Begin RECORDS PROVIDED

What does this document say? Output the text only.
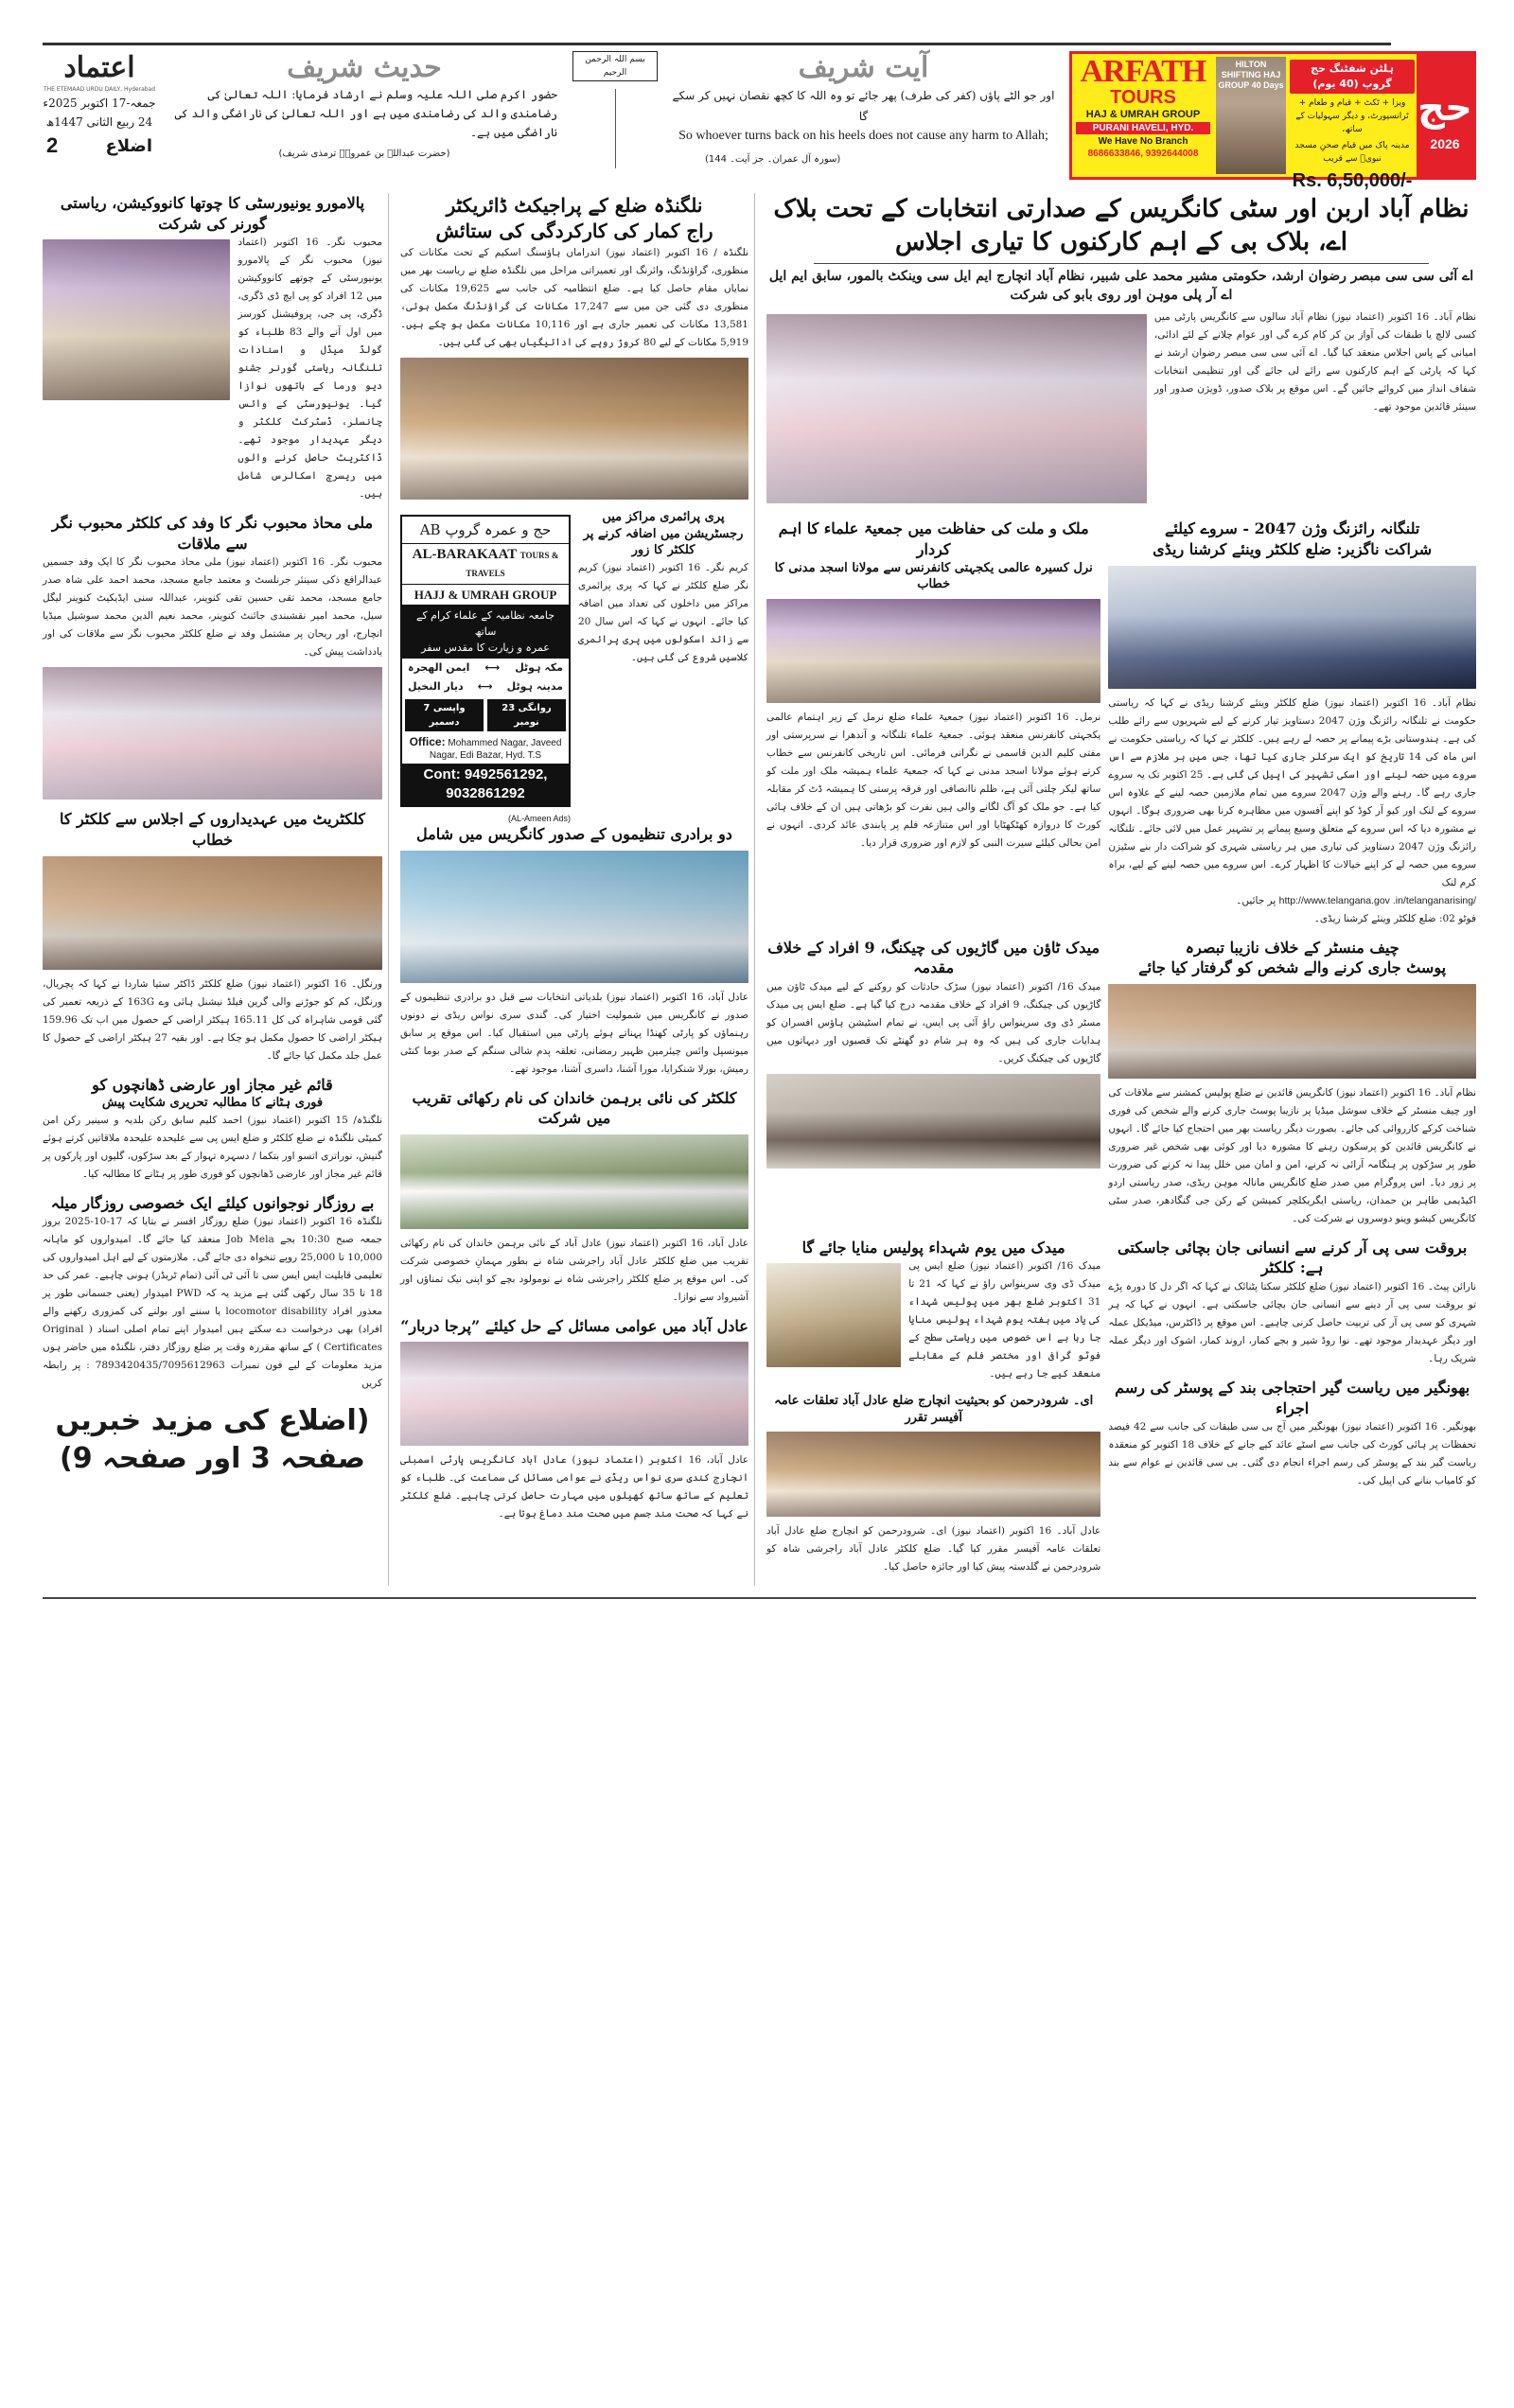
اعتماد
THE ETEMAAD URDU DAILY, Hyderabad
جمعہ-17 اکتوبر 2025ء
24 ربیع الثانی 1447ھ
اضلاع
2
حدیث شریف
حضور اکرم صلی اللہ علیہ وسلم نے ارشاد فرمایا: اللہ تعالیٰ کی رضامندی والد کی رضامندی میں ہے اور اللہ تعالیٰ کی ناراضگی والد کی ناراضگی میں ہے۔
(حضرت عبداللہ بن عمروؓ۔ ترمذی شریف)
بسم اللہ الرحمن الرحیم	آیت شریف
اور جو الٹے پاؤں (کفر کی طرف) پھر جائے تو وہ اللہ کا کچھ نقصان نہیں کر سکے گا
So whoever turns back on his heels does not cause any harm to Allah;
(سورہ آل عمران۔ جز آیت۔ 144)
ARFATH
TOURS
HAJ & UMRAH GROUP
PURANI HAVELI, HYD.
We Have No Branch
8686633846, 9392644008
HILTON SHIFTING HAJ GROUP 40 Days
ہلٹن شفٹنگ حج گروپ (40 یوم)
ویزا + ٹکٹ + قیام و طعام + ٹرانسپورٹ، و دیگر سہولیات کے ساتھ،
مدینہ پاک میں قیام صحنِ مسجد نبویؐ سے قریب
Rs. 6,50,000/-
حج
2026
پالامورو یونیورسٹی کا چوتھا کانووکیشن، ریاستی گورنر کی شرکت
محبوب نگر۔ 16 اکتوبر (اعتماد نیوز) محبوب نگر کے پالامورو یونیورسٹی کے چوتھے کانووکیشن میں 12 افراد کو پی ایچ ڈی ڈگری، ڈگری، پی جی، پروفیشنل کورسز میں اول آنے والے 83 طلباء کو گولڈ میڈل و اسنادات تلنگانہ ریاستی گورنر جشنو دیو ورما کے ہاتھوں نوازا گیا۔ یونیورسٹی کے وائس چانسلر، ڈسٹرکٹ کلکٹر و دیگر عہدیدار موجود تھے۔ ڈاکٹریٹ حاصل کرنے والوں میں ریسرچ اسکالرس شامل ہیں۔
ملی محاذ محبوب نگر کا وفد کی کلکٹر محبوب نگر سے ملاقات
محبوب نگر۔ 16 اکتوبر (اعتماد نیوز) ملی محاذ محبوب نگر کا ایک وفد جسمیں عبدالرافع ذکی سینئر جرنلسٹ و معتمد جامع مسجد، محمد احمد علی شاہ صدر جامع مسجد، محمد تقی حسین تقی کنوینر، عبداللہ سنی ایڈیکیٹ کنوینر لیگل سیل، محمد امیر نقشبندی جائنٹ کنوینر، محمد نعیم الدین محمد سوشیل میڈیا انچارج، اور ریحان پر مشتمل وفد نے ضلع کلکٹر محبوب نگر سے ملاقات کی اور یادداشت پیش کی۔
کلکٹریٹ میں عہدیداروں کے اجلاس سے کلکٹر کا خطاب
ورنگل۔ 16 اکتوبر (اعتماد نیوز) ضلع کلکٹر ڈاکٹر ستیا شاردا نے کہا کہ پچریال، ورنگل، کم کو جوڑنے والی گرین فیلڈ نیشنل ہائی وے 163G کے ذریعہ تعمیر کی گئی قومی شاہراہ کی کل 165.11 ہیکٹر اراضی کے حصول میں اب تک 159.96 ہیکٹر اراضی کا حصول مکمل ہو چکا ہے۔ اور بقیہ 27 ہیکٹر اراضی کے حصول کا عمل جلد مکمل کیا جائے گا۔
قائم غیر مجاز اور عارضی ڈھانچوں کو
فوری ہٹانے کا مطالبہ تحریری شکایت پیش
نلگنڈہ/ 15 اکتوبر (اعتماد نیوز) احمد کلیم سابق رکن بلدیہ و سینیر رکن امن کمیٹی نلگنڈہ نے ضلع کلکٹر و ضلع ایس پی سے علیحدہ علیحدہ ملاقاتیں کرتے ہوئے گنیش، نوراتری اتسو اور بتکما / دسہرہ تہوار کے بعد سڑکوں، گلیوں اور پارکوں پر قائم غیر مجاز اور عارضی ڈھانچوں کو فوری طور پر ہٹانے کا مطالبہ کیا۔
بے روزگار نوجوانوں کیلئے ایک خصوصی روزگار میلہ
نلگنڈہ 16 اکتوبر (اعتماد نیوز) ضلع روزگار افسر نے بتایا کہ 17-10-2025 بروز جمعہ صبح 10:30 بجے Job Mela منعقد کیا جائے گا۔ امیدواروں کو ماہانہ 10,000 تا 25,000 روپے تنخواہ دی جائے گی۔ ملازمتوں کے لیے اہل امیدواروں کی تعلیمی قابلیت ایس ایس سی تا آئی ٹی آئی (تمام ٹریڈز) ہونی چاہیے۔ عمر کی حد 18 تا 35 سال رکھی گئی ہے مزید یہ کہ PWD امیدوار (یعنی جسمانی طور پر معذور افراد locomotor disability یا سننے اور بولنے کی کمزوری رکھنے والے افراد) بھی درخواست دے سکتے ہیں امیدوار اپنے تمام اصلی اسناد ( Original Certificates ) کے ساتھ مقررہ وقت پر ضلع روزگار دفتر، نلگنڈہ میں حاضر ہوں مزید معلومات کے لیے فون نمبرات 7893420435/7095612963 : پر رابطہ کریں
(اضلاع کی مزید خبریں صفحہ 3 اور صفحہ 9)
نلگنڈہ ضلع کے پراجیکٹ ڈائریکٹر
راج کمار کی کارکردگی کی ستائش
نلگنڈہ / 16 اکتوبر (اعتماد نیوز) اندراماں ہاؤسنگ اسکیم کے تحت مکانات کی منظوری، گراؤنڈنگ، وائرنگ اور تعمیراتی مراحل میں نلگنڈہ ضلع نے ریاست بھر میں نمایاں مقام حاصل کیا ہے۔ ضلع انتظامیہ کی جانب سے 19,625 مکانات کی منظوری دی گئی جن میں سے 17,247 مکانات کی گراؤنڈنگ مکمل ہوئی، 13,581 مکانات کی تعمیر جاری ہے اور 10,116 مکانات مکمل ہو چکے ہیں۔ 5,919 مکانات کے لیے 80 کروڑ روپے کی ادائیگیاں بھی کی گئی ہیں۔
پری پرائمری مراکز میں رجسٹریشن میں اضافہ کرنے پر کلکٹر کا زور
کریم نگر۔ 16 اکتوبر (اعتماد نیوز) کریم نگر ضلع کلکٹر نے کہا کہ پری پرائمری مراکز میں داخلوں کی تعداد میں اضافہ کیا جائے۔ انہوں نے کہا کہ اس سال 20 سے زائد اسکولوں میں پری پرائمری کلاسیں شروع کی گئی ہیں۔
حج و عمرہ گروپ AB
AL-BARAKAAT TOURS & TRAVELS
HAJJ & UMRAH GROUP
جامعہ نظامیہ کے علماء کرام کے ساتھ
عمرہ و زیارت کا مقدس سفر
مکہ ہوٹل
⟷
ایمن الھجرہ
مدینہ ہوٹل
⟷
دیار النخیل
روانگی 23 نومبر
واپسی 7 دسمبر
Office: Mohammed Nagar, Javeed Nagar, Edi Bazar, Hyd. T.S
Cont: 9492561292,
9032861292
(AL-Ameen Ads)
دو برادری تنظیموں کے صدور کانگریس میں شامل
عادل آباد، 16 اکتوبر (اعتماد نیوز) بلدیاتی انتخابات سے قبل دو برادری تنظیموں کے صدور نے کانگریس میں شمولیت اختیار کی۔ گندی سری نواس ریڈی نے دونوں رہنماؤں کو پارٹی کھنڈا پہناتے ہوئے پارٹی میں استقبال کیا۔ اس موقع پر سابق میونسپل وائس چیئرمین ظہیر رمضانی، تعلقہ پدم شالی سنگم کے صدر بوما کنٹی رمیش، بورلا شنکرایا، مورا آشنا، داسری آشنا، موجود تھے۔
کلکٹر کی نائی برہمن خاندان کی نام رکھائی تقریب میں شرکت
عادل آباد، 16 اکتوبر (اعتماد نیوز) عادل آباد کے نائی برہمن خاندان کی نام رکھائی تقریب میں ضلع کلکٹر عادل آباد راجرشی شاہ نے بطور مہمانِ خصوصی شرکت کی۔ اس موقع پر ضلع کلکٹر راجرشی شاہ نے نومولود بچے کو اپنی نیک تمناؤں اور آشیرواد سے نوازا۔
عادل آباد میں عوامی مسائل کے حل کیلئے ”پرجا دربار“
عادل آباد، 16 اکتوبر (اعتماد نیوز) عادل آباد کانگریس پارٹی اسمبلی انچارج کندی سری نواس ریڈی نے عوامی مسائل کی سماعت کی۔ طلباء کو تعلیم کے ساتھ ساتھ کھیلوں میں مہارت حاصل کرنی چاہیے۔ ضلع کلکٹر نے کہا کہ صحت مند جسم میں صحت مند دماغ ہوتا ہے۔
نظام آباد اربن اور سٹی کانگریس کے صدارتی انتخابات کے تحت بلاک اے، بلاک بی کے اہم کارکنوں کا تیاری اجلاس
اے آئی سی سی مبصر رضوان ارشد، حکومتی مشیر محمد علی شبیر، نظام آباد انچارج ایم ایل سی وینکٹ بالمور، سابق ایم ایل اے آر پلی موہن اور روی بابو کی شرکت
نظام آباد۔ 16 اکتوبر (اعتماد نیوز) نظام آباد سالوں سے کانگریس پارٹی میں کسی لالچ یا طبقات کی آواز بن کر کام کرے گی اور عوام چلانے کے لئے ادائی، امیانی کے پاس اجلاس منعقد کیا گیا۔ اے آئی سی سی مبصر رضوان ارشد نے کہا کہ پارٹی کے اہم کارکنوں سے رائے لی جائے گی اور تنظیمی انتخابات شفاف انداز میں کروائے جائیں گے۔ اس موقع پر بلاک صدور، ڈویژن صدور اور سینئر قائدین موجود تھے۔
تلنگانہ رائزنگ وژن 2047 - سروے کیلئے
شراکت ناگزیر: ضلع کلکٹر وینئے کرشنا ریڈی
نظام آباد۔ 16 اکتوبر (اعتماد نیوز) ضلع کلکٹر وینئے کرشنا ریڈی نے کہا کہ ریاستی حکومت نے تلنگانہ رائزنگ وژن 2047 دستاویز تیار کرنے کے لیے شہریوں سے رائے طلب کی ہے۔ ہندوستانی بڑے پیمانے پر حصہ لے رہے ہیں۔ کلکٹر نے کہا کہ ریاستی حکومت نے اس ماہ کی 14 تاریخ کو ایک سرکلر جاری کیا تھا، جس میں ہر ملازم سے اس سروے میں حصہ لینے اور اسکی تشہیر کی اپیل کی گئی ہے۔ 25 اکتوبر تک یہ سروے جاری رہے گا۔ رہنے والے وژن 2047 سروے میں تمام ملازمین حصہ لینے کے علاوہ اس سروے کے لنک اور کیو آر کوڈ کو اپنے آفسوں میں مظاہرہ کرنا بھی ضروری ہوگا۔ انہوں نے مشورہ دیا کہ اس سروے کے متعلق وسیع پیمانے پر تشہیر عمل میں لائی جائے۔ تلنگانہ رائزنگ وژن 2047 دستاویز کی تیاری میں ہر ریاستی شہری کو شراکت دار بنے سٹیزن سروے میں حصہ لے کر اپنے خیالات کا اظہار کرے۔ اس سروے میں حصہ لینے کے لیے، براہ کرم لنک
http://www.telangana.gov .in/telanganarising/ پر جائیں۔
فوٹو 02: ضلع کلکٹر وینئے کرشنا ریڈی۔
ملک و ملت کی حفاظت میں جمعیۃ علماء کا اہم کردار
نرل کسیرہ عالمی یکجہتی کانفرنس سے مولانا اسجد مدنی کا خطاب
نرمل۔ 16 اکتوبر (اعتماد نیوز) جمعیۃ علماء ضلع نرمل کے زیر اہتمام عالمی یکجہتی کانفرنس منعقد ہوئی۔ جمعیۃ علماء تلنگانہ و آندھرا نے سرپرستی اور مفتی کلیم الدین قاسمی نے نگرانی فرمائی۔ اس تاریخی کانفرنس سے خطاب کرتے ہوئے مولانا اسجد مدنی نے کہا کہ جمعیۃ علماء ہمیشہ ملک اور ملت کو ساتھ لیکر چلتی آئی ہے، ظلم ناانصافی اور فرقہ پرستی کا ہمیشہ ڈٹ کر مقابلہ کیا ہے۔ جو ملک کو آگ لگانے والی ہیں نفرت کو بڑھاتی ہیں ان کے خلاف ہائی کورٹ کا دروازہ کھٹکھٹایا اور اس متنازعہ فلم پر پابندی عائد کردی۔ انہوں نے امن بحالی کیلئے سیرت النبی کو لازم اور ضروری قرار دیا۔
چیف منسٹر کے خلاف نازیبا تبصرہ
پوسٹ جاری کرنے والے شخص کو گرفتار کیا جائے
نظام آباد۔ 16 اکتوبر (اعتماد نیوز) کانگریس قائدین نے ضلع پولیس کمشنر سے ملاقات کی اور چیف منسٹر کے خلاف سوشل میڈیا پر نازیبا پوسٹ جاری کرنے والے شخص کی فوری شناخت کرکے کارروائی کی جائے۔ بصورت دیگر ریاست بھر میں احتجاج کیا جائے گا۔ انہوں نے کانگریس قائدین کو پرسکون رہنے کا مشورہ دیا اور کوئی بھی شخص غیر ضروری طور پر سڑکوں پر ہنگامہ آرائی نہ کرنے، امن و امان میں خلل پیدا نہ کرنے کی ضرورت پر زور دیا۔ اس پروگرام میں صدر ضلع کانگریس مانالہ موہن ریڈی، صدر ریاستی اردو اکیڈیمی طاہر بن حمدان، ریاستی ایگریکلچر کمیشن کے رکن جی گنگادھر، صدر سٹی کانگریس کیشو وینو دوسروں نے شرکت کی۔
میدک ٹاؤن میں گاڑیوں کی چیکنگ، 9 افراد کے خلاف مقدمہ
میدک 16/ اکتوبر (اعتماد نیوز) سڑک حادثات کو روکنے کے لیے میدک ٹاؤن میں گاڑیوں کی چیکنگ، 9 افراد کے خلاف مقدمہ درج کیا گیا ہے۔ ضلع ایس پی میدک مسٹر ڈی وی سرینواس راؤ آئی پی ایس، نے تمام اسٹیشن ہاؤس افسران کو ہدایات جاری کی ہیں کہ وہ ہر شام دو گھنٹے تک قصبوں اور دیہاتوں میں گاڑیوں کی چیکنگ کریں۔
بروقت سی پی آر کرنے سے انسانی جان بچائی جاسکتی ہے: کلکٹر
نارائن پیٹ۔ 16 اکتوبر (اعتماد نیوز) ضلع کلکٹر سکتا پٹنائک نے کہا کہ اگر دل کا دورہ پڑے تو بروقت سی پی آر دینے سے انسانی جان بچائی جاسکتی ہے۔ انہوں نے کہا کہ ہر شہری کو سی پی آر کی تربیت حاصل کرنی چاہیے۔ اس موقع پر ڈاکٹرس، میڈیکل عملہ اور دیگر عہدیدار موجود تھے۔ نوا روڈ شیر و بجے کمار، اروند کمار، اشوک اور دیگر عملہ شریک رہا۔
بھونگیر میں ریاست گیر احتجاجی بند کے پوسٹر کی رسم اجراء
بھونگیر۔ 16 اکتوبر (اعتماد نیوز) بھونگیر میں آج بی سی طبقات کی جانب سے 42 فیصد تحفظات پر ہائی کورٹ کی جانب سے اسٹے عائد کیے جانے کے خلاف 18 اکتوبر کو منعقدہ ریاست گیر بند کے پوسٹر کی رسم اجراء انجام دی گئی۔ بی سی قائدین نے عوام سے بند کو کامیاب بنانے کی اپیل کی۔
میدک میں یوم شہداء پولیس منایا جائے گا
میدک 16/ اکتوبر (اعتماد نیوز) ضلع ایس پی میدک ڈی وی سرینواس راؤ نے کہا کہ 21 تا 31 اکتوبر ضلع بھر میں پولیس شہداء کی یاد میں ہفتہ یوم شہداء پولیس منایا جا رہا ہے اس خصوص میں ریاستی سطح کے فوٹو گرافی اور مختصر فلم کے مقابلے منعقد کیے جا رہے ہیں۔
ای۔ شرودرحمن کو بحیثیت انچارج ضلع عادل آباد تعلقات عامہ آفیسر تقرر
عادل آباد۔ 16 اکتوبر (اعتماد نیوز) ای۔ شرودرحمن کو انچارج ضلع عادل آباد تعلقات عامہ آفیسر مقرر کیا گیا۔ ضلع کلکٹر عادل آباد راجرشی شاہ کو شرودرحمن نے گلدستہ پیش کیا اور جائزہ حاصل کیا۔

End RECORDS PROVIDED

TASK OBJECTIVE:
Return each line of the listing that holds the string "ڈھانچوں".

EXERCISE RESULT:
قائم غیر مجاز اور عارضی ڈھانچوں کو
نلگنڈہ/ 15 اکتوبر (اعتماد نیوز) احمد کلیم سابق رکن بلدیہ و سینیر رکن امن کمیٹی نلگنڈہ نے ضلع کلکٹر و ضلع ایس پی سے علیحدہ علیحدہ ملاقاتیں کرتے ہوئے گنیش، نوراتری اتسو اور بتکما / دسہرہ تہوار کے بعد سڑکوں، گلیوں اور پارکوں پر قائم غیر مجاز اور عارضی ڈھانچوں کو فوری طور پر ہٹانے کا مطالبہ کیا۔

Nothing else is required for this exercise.